**Stored items from a collection**
━━━━━━━━━━━━━━━━━━━━━━━━━━━━━━
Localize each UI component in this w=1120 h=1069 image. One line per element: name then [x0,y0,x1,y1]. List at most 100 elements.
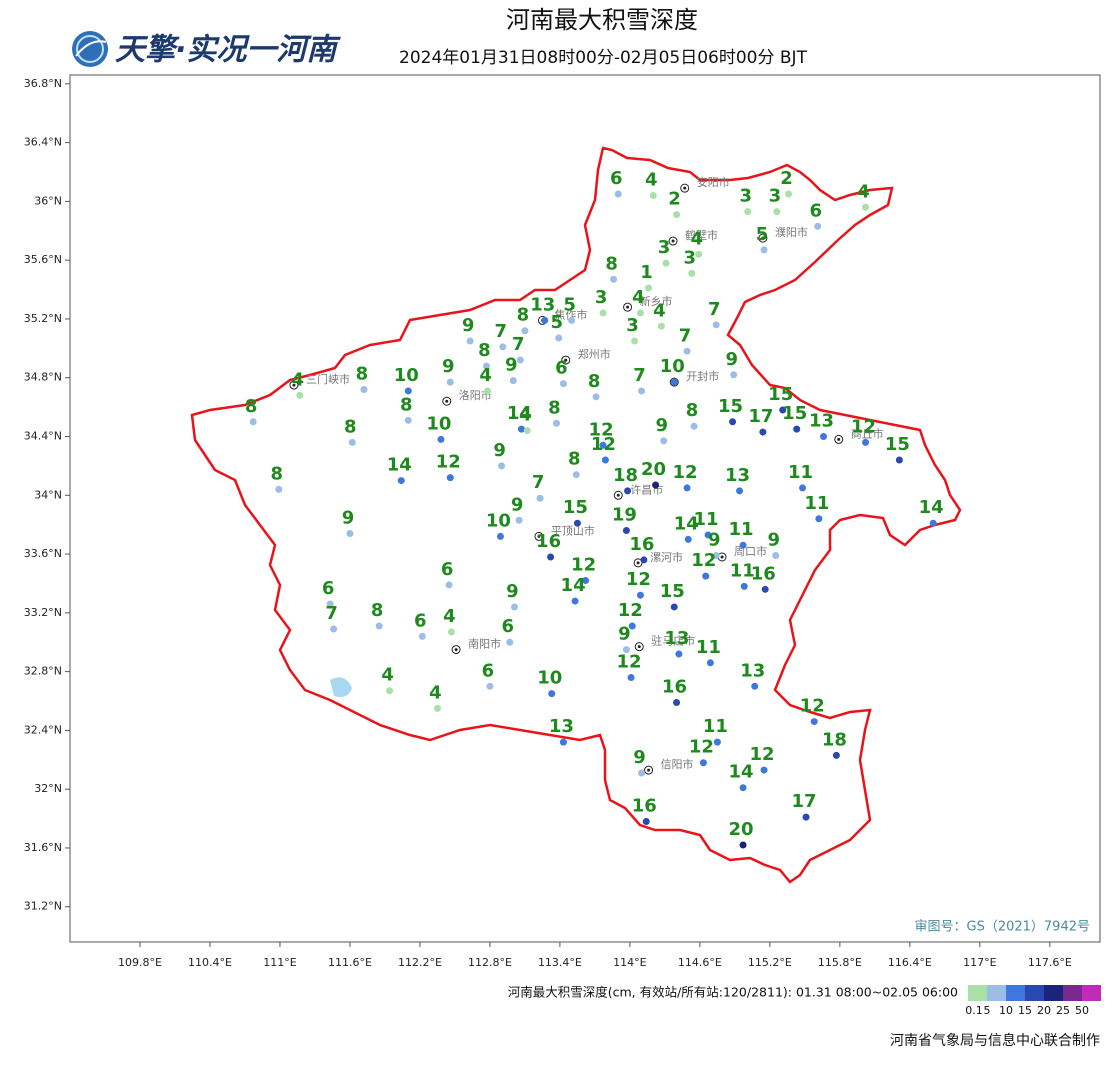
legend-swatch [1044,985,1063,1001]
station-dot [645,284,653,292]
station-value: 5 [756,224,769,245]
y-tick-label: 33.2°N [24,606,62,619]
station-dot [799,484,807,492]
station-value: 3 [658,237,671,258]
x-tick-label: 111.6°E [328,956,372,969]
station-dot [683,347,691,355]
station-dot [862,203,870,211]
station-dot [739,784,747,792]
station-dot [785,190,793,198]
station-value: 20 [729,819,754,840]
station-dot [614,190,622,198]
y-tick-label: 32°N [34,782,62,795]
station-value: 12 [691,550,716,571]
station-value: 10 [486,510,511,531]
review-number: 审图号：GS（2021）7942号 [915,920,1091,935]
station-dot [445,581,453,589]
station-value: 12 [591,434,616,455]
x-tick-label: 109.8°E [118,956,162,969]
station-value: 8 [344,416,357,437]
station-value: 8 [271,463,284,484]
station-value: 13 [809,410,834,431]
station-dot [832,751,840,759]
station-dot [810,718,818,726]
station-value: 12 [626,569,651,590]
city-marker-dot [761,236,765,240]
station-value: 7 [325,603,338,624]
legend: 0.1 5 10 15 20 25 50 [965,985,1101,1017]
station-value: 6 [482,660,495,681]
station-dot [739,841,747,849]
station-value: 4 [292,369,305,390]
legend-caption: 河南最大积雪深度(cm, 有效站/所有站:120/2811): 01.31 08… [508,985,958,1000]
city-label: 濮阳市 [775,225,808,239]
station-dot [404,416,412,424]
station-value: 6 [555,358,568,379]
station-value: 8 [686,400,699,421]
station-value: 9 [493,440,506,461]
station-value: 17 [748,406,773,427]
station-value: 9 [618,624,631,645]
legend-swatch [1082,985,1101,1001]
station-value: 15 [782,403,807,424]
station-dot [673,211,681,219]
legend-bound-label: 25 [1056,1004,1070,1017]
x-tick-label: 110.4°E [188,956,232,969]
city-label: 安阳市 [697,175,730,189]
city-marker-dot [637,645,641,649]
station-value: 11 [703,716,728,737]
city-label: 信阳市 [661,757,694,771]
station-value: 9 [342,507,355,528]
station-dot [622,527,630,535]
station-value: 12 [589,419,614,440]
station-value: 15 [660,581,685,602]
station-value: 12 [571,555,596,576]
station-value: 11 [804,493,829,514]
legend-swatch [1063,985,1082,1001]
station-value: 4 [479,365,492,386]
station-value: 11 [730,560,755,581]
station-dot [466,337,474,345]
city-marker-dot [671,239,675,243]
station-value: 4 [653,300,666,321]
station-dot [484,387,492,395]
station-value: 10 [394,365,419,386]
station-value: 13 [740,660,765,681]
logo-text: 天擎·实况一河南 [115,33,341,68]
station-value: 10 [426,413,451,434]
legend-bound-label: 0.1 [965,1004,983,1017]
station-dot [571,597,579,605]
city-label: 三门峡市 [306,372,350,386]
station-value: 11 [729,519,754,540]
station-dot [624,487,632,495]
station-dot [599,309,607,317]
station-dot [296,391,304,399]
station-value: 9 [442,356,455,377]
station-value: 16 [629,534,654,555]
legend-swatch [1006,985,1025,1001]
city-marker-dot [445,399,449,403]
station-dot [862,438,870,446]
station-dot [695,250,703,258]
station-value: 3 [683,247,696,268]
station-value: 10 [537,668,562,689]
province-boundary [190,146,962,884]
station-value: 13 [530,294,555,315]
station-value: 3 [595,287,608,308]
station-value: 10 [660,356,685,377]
━━━━━━━━━━━━━━━━━━━━━━━━━━━━━━
**PROBLEM DETAILS**
Copy the lines from the one containing "legend-swatch [1044,985,1063,1001]" up to and including the one containing "station-dot [683,347,691,355]", keeping each line as it appears in the entries.

**WRITTEN REPLY**
legend-swatch [1044,985,1063,1001]
station-dot [645,284,653,292]
station-value: 5 [756,224,769,245]
y-tick-label: 33.2°N [24,606,62,619]
station-dot [799,484,807,492]
station-value: 3 [658,237,671,258]
x-tick-label: 111.6°E [328,956,372,969]
station-dot [683,347,691,355]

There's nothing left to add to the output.